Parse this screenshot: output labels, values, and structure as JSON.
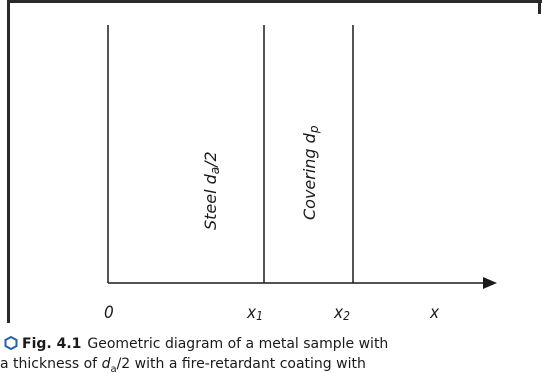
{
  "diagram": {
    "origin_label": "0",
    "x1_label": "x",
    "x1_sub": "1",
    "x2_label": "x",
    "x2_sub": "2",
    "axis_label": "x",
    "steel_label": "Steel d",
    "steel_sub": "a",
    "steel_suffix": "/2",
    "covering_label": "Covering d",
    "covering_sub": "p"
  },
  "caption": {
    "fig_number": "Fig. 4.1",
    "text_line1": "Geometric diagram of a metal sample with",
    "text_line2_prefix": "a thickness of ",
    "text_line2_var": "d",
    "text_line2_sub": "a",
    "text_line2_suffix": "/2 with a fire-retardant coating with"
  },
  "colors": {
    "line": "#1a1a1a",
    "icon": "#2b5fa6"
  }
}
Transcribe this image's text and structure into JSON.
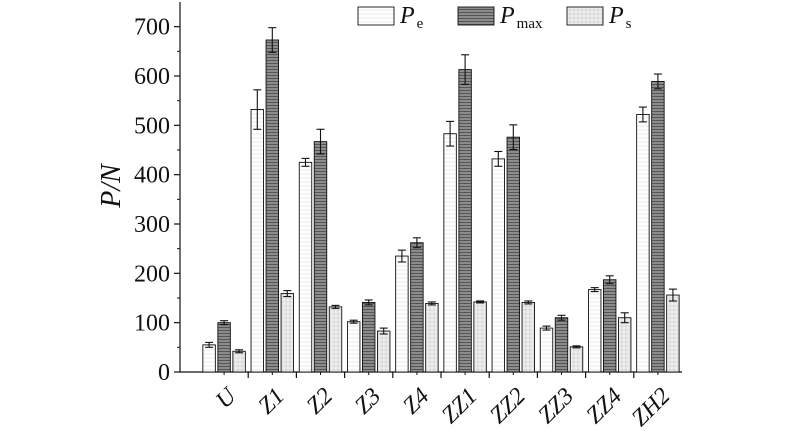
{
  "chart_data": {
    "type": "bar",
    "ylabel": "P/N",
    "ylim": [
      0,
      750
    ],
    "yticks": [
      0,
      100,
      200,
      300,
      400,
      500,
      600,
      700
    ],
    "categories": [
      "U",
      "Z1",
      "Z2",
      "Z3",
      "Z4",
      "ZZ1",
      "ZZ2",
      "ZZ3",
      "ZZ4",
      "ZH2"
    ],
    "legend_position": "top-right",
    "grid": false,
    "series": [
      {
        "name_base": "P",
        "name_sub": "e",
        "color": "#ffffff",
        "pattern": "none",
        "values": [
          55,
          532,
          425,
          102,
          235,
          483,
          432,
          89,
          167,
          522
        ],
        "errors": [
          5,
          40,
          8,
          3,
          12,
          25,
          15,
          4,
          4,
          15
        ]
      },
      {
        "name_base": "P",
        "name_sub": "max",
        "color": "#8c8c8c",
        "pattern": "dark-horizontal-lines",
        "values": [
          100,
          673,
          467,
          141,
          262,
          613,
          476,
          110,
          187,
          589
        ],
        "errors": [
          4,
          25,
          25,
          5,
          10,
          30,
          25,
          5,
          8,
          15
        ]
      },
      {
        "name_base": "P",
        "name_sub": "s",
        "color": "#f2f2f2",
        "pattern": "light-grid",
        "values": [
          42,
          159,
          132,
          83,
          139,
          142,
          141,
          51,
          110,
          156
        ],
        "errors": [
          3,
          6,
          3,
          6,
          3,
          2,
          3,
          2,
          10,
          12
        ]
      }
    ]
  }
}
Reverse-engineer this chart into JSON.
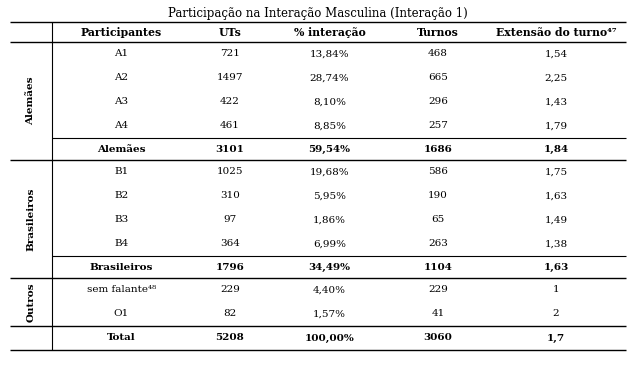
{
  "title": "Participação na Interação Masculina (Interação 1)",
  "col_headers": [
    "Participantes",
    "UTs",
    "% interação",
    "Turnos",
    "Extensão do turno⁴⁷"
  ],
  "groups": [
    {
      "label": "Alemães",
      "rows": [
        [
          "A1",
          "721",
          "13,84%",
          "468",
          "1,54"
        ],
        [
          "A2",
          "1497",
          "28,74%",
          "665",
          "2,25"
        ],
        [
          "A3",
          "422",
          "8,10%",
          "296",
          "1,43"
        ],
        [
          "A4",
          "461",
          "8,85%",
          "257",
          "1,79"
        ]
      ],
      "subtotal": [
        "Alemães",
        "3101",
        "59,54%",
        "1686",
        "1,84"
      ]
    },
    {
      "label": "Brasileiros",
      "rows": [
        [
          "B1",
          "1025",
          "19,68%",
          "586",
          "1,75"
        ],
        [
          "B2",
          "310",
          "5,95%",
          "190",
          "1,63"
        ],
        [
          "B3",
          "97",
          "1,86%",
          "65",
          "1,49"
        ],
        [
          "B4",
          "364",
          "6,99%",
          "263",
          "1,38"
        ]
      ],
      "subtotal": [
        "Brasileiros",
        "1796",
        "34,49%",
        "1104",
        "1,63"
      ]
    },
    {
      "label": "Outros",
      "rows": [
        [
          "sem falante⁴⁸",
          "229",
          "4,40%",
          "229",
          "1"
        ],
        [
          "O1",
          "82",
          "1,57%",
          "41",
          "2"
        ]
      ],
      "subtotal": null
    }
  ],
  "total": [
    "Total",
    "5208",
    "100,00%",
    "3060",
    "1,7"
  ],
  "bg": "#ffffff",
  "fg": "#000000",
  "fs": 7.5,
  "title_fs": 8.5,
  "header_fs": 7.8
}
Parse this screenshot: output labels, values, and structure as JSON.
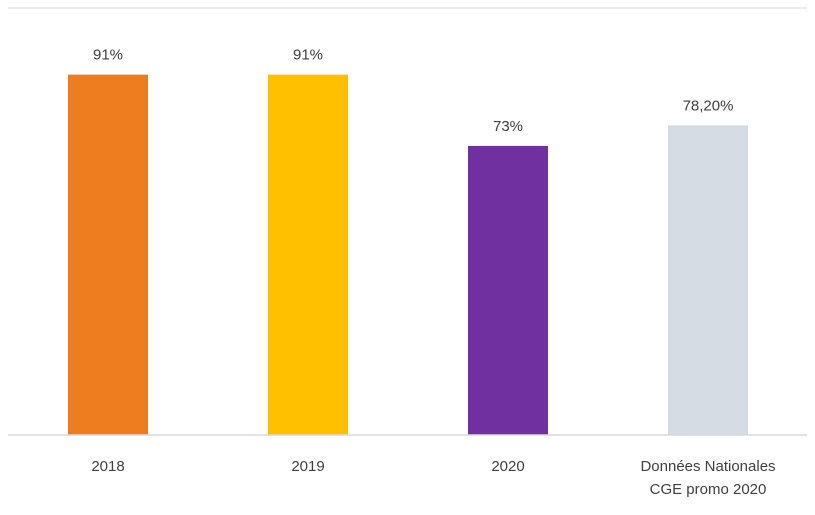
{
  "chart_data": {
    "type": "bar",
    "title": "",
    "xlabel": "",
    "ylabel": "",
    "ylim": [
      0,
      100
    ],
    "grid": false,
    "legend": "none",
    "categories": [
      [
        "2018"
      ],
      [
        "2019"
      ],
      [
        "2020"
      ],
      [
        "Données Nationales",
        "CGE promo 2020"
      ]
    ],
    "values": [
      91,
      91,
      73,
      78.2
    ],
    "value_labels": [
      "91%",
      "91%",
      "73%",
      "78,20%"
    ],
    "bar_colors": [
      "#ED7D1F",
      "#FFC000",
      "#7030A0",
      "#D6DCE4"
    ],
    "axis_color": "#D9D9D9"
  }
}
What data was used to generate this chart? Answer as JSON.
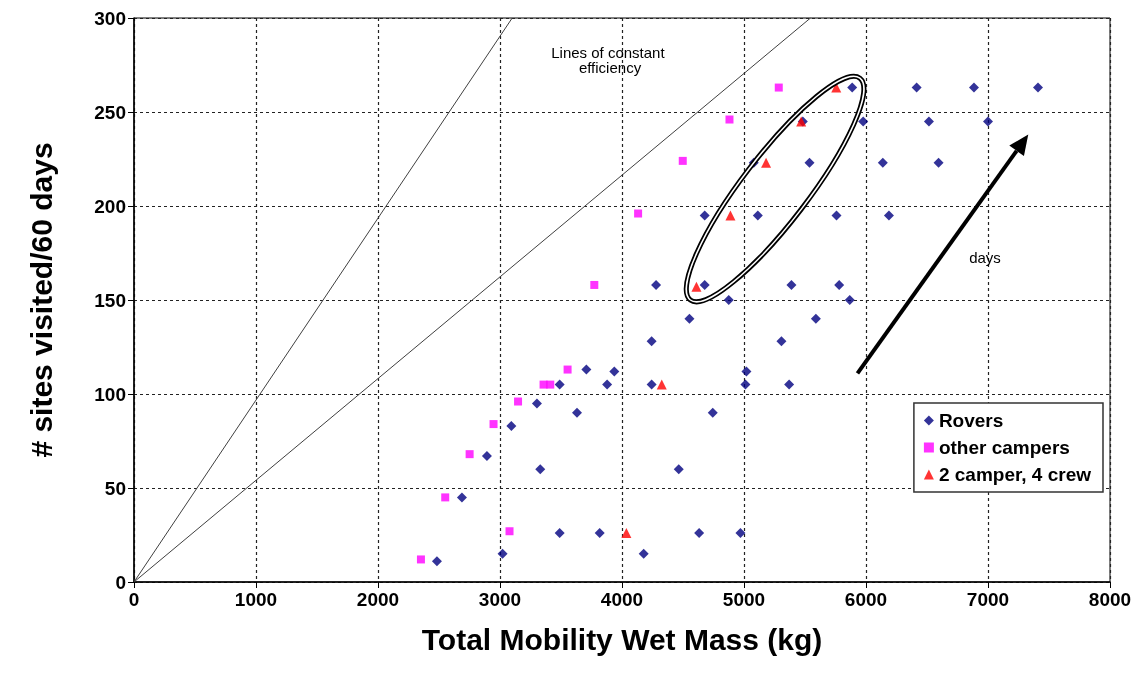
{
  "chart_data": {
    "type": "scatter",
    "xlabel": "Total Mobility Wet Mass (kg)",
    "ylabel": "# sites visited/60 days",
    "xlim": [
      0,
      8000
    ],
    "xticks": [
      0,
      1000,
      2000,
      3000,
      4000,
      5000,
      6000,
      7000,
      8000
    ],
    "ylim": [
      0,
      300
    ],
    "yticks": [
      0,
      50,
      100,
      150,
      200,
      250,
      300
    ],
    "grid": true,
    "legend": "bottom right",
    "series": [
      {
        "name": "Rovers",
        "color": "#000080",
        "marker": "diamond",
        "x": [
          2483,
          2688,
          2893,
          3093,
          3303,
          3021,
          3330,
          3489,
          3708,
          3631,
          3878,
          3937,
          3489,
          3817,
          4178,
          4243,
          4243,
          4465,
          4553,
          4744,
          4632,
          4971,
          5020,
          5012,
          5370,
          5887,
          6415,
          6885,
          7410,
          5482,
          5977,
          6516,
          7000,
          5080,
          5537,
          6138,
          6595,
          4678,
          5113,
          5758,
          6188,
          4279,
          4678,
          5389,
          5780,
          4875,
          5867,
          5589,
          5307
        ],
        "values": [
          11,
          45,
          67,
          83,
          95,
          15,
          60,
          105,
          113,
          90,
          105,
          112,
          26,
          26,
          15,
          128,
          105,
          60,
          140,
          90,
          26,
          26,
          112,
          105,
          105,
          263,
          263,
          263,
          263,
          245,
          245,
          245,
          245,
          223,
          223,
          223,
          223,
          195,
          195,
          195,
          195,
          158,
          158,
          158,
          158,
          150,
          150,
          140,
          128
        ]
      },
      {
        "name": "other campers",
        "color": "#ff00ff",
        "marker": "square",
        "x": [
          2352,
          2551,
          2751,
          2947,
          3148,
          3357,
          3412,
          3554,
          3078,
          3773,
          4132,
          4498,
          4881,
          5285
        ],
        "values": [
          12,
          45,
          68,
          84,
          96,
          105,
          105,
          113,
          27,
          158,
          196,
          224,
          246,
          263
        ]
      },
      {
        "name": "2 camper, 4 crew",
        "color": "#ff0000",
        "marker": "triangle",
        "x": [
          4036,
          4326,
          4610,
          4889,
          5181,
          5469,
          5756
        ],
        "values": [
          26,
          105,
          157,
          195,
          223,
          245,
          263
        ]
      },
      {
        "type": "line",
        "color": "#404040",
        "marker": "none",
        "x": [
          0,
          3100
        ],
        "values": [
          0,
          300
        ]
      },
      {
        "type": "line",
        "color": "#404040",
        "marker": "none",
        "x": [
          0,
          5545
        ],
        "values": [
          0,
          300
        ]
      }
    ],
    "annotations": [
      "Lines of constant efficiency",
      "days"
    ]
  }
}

## [Task statement]
All entries must be written out again exactly as given, with no pictures in the copy.

## [Task answer]
Parse this screenshot: output labels, values, and structure as JSON.
{
  "diagram": {
    "origin_label": "0",
    "x1_label": "x",
    "x1_sub": "1",
    "x2_label": "x",
    "x2_sub": "2",
    "axis_label": "x",
    "steel_label": "Steel d",
    "steel_sub": "a",
    "steel_suffix": "/2",
    "covering_label": "Covering d",
    "covering_sub": "p"
  },
  "caption": {
    "fig_number": "Fig. 4.1",
    "text_line1": "Geometric diagram of a metal sample with",
    "text_line2_prefix": "a thickness of ",
    "text_line2_var": "d",
    "text_line2_sub": "a",
    "text_line2_suffix": "/2 with a fire-retardant coating with"
  },
  "colors": {
    "line": "#1a1a1a",
    "icon": "#2b5fa6"
  }
}
Transcribe this image's text and structure into JSON.
{
  "chart_data": {
    "type": "bar",
    "ylabel": "P/N",
    "ylim": [
      0,
      750
    ],
    "yticks": [
      0,
      100,
      200,
      300,
      400,
      500,
      600,
      700
    ],
    "categories": [
      "U",
      "Z1",
      "Z2",
      "Z3",
      "Z4",
      "ZZ1",
      "ZZ2",
      "ZZ3",
      "ZZ4",
      "ZH2"
    ],
    "legend_position": "top-right",
    "grid": false,
    "series": [
      {
        "name_base": "P",
        "name_sub": "e",
        "color": "#ffffff",
        "pattern": "none",
        "values": [
          55,
          532,
          425,
          102,
          235,
          483,
          432,
          89,
          167,
          522
        ],
        "errors": [
          5,
          40,
          8,
          3,
          12,
          25,
          15,
          4,
          4,
          15
        ]
      },
      {
        "name_base": "P",
        "name_sub": "max",
        "color": "#8c8c8c",
        "pattern": "dark-horizontal-lines",
        "values": [
          100,
          673,
          467,
          141,
          262,
          613,
          476,
          110,
          187,
          589
        ],
        "errors": [
          4,
          25,
          25,
          5,
          10,
          30,
          25,
          5,
          8,
          15
        ]
      },
      {
        "name_base": "P",
        "name_sub": "s",
        "color": "#f2f2f2",
        "pattern": "light-grid",
        "values": [
          42,
          159,
          132,
          83,
          139,
          142,
          141,
          51,
          110,
          156
        ],
        "errors": [
          3,
          6,
          3,
          6,
          3,
          2,
          3,
          2,
          10,
          12
        ]
      }
    ]
  }
}
Reverse-engineer this chart into JSON.
{
  "title": "Participação na Interação Masculina (Interação 1)",
  "col_headers": [
    "Participantes",
    "UTs",
    "% interação",
    "Turnos",
    "Extensão do turno⁴⁷"
  ],
  "groups": [
    {
      "label": "Alemães",
      "rows": [
        [
          "A1",
          "721",
          "13,84%",
          "468",
          "1,54"
        ],
        [
          "A2",
          "1497",
          "28,74%",
          "665",
          "2,25"
        ],
        [
          "A3",
          "422",
          "8,10%",
          "296",
          "1,43"
        ],
        [
          "A4",
          "461",
          "8,85%",
          "257",
          "1,79"
        ]
      ],
      "subtotal": [
        "Alemães",
        "3101",
        "59,54%",
        "1686",
        "1,84"
      ]
    },
    {
      "label": "Brasileiros",
      "rows": [
        [
          "B1",
          "1025",
          "19,68%",
          "586",
          "1,75"
        ],
        [
          "B2",
          "310",
          "5,95%",
          "190",
          "1,63"
        ],
        [
          "B3",
          "97",
          "1,86%",
          "65",
          "1,49"
        ],
        [
          "B4",
          "364",
          "6,99%",
          "263",
          "1,38"
        ]
      ],
      "subtotal": [
        "Brasileiros",
        "1796",
        "34,49%",
        "1104",
        "1,63"
      ]
    },
    {
      "label": "Outros",
      "rows": [
        [
          "sem falante⁴⁸",
          "229",
          "4,40%",
          "229",
          "1"
        ],
        [
          "O1",
          "82",
          "1,57%",
          "41",
          "2"
        ]
      ],
      "subtotal": null
    }
  ],
  "total": [
    "Total",
    "5208",
    "100,00%",
    "3060",
    "1,7"
  ],
  "bg": "#ffffff",
  "fg": "#000000",
  "fs": 7.5,
  "title_fs": 8.5,
  "header_fs": 7.8
}
Parse this screenshot: output labels, values, and structure as JSON.
{
  "chart_data": {
    "type": "bar",
    "title": "",
    "xlabel": "",
    "ylabel": "",
    "ylim": [
      0,
      100
    ],
    "grid": false,
    "legend": "none",
    "categories": [
      [
        "2018"
      ],
      [
        "2019"
      ],
      [
        "2020"
      ],
      [
        "Données Nationales",
        "CGE promo 2020"
      ]
    ],
    "values": [
      91,
      91,
      73,
      78.2
    ],
    "value_labels": [
      "91%",
      "91%",
      "73%",
      "78,20%"
    ],
    "bar_colors": [
      "#ED7D1F",
      "#FFC000",
      "#7030A0",
      "#D6DCE4"
    ],
    "axis_color": "#D9D9D9"
  }
}
What data was used to generate this chart? Answer as JSON.
{
  "chart_data": {
    "type": "scatter",
    "xlabel": "Total Mobility Wet Mass (kg)",
    "ylabel": "# sites visited/60 days",
    "xlim": [
      0,
      8000
    ],
    "xticks": [
      0,
      1000,
      2000,
      3000,
      4000,
      5000,
      6000,
      7000,
      8000
    ],
    "ylim": [
      0,
      300
    ],
    "yticks": [
      0,
      50,
      100,
      150,
      200,
      250,
      300
    ],
    "grid": true,
    "legend": "bottom right",
    "series": [
      {
        "name": "Rovers",
        "color": "#000080",
        "marker": "diamond",
        "x": [
          2483,
          2688,
          2893,
          3093,
          3303,
          3021,
          3330,
          3489,
          3708,
          3631,
          3878,
          3937,
          3489,
          3817,
          4178,
          4243,
          4243,
          4465,
          4553,
          4744,
          4632,
          4971,
          5020,
          5012,
          5370,
          5887,
          6415,
          6885,
          7410,
          5482,
          5977,
          6516,
          7000,
          5080,
          5537,
          6138,
          6595,
          4678,
          5113,
          5758,
          6188,
          4279,
          4678,
          5389,
          5780,
          4875,
          5867,
          5589,
          5307
        ],
        "values": [
          11,
          45,
          67,
          83,
          95,
          15,
          60,
          105,
          113,
          90,
          105,
          112,
          26,
          26,
          15,
          128,
          105,
          60,
          140,
          90,
          26,
          26,
          112,
          105,
          105,
          263,
          263,
          263,
          263,
          245,
          245,
          245,
          245,
          223,
          223,
          223,
          223,
          195,
          195,
          195,
          195,
          158,
          158,
          158,
          158,
          150,
          150,
          140,
          128
        ]
      },
      {
        "name": "other campers",
        "color": "#ff00ff",
        "marker": "square",
        "x": [
          2352,
          2551,
          2751,
          2947,
          3148,
          3357,
          3412,
          3554,
          3078,
          3773,
          4132,
          4498,
          4881,
          5285
        ],
        "values": [
          12,
          45,
          68,
          84,
          96,
          105,
          105,
          113,
          27,
          158,
          196,
          224,
          246,
          263
        ]
      },
      {
        "name": "2 camper, 4 crew",
        "color": "#ff0000",
        "marker": "triangle",
        "x": [
          4036,
          4326,
          4610,
          4889,
          5181,
          5469,
          5756
        ],
        "values": [
          26,
          105,
          157,
          195,
          223,
          245,
          263
        ]
      },
      {
        "type": "line",
        "color": "#404040",
        "marker": "none",
        "x": [
          0,
          3100
        ],
        "values": [
          0,
          300
        ]
      },
      {
        "type": "line",
        "color": "#404040",
        "marker": "none",
        "x": [
          0,
          5545
        ],
        "values": [
          0,
          300
        ]
      }
    ],
    "annotations": [
      "Lines of constant efficiency",
      "days"
    ]
  }
}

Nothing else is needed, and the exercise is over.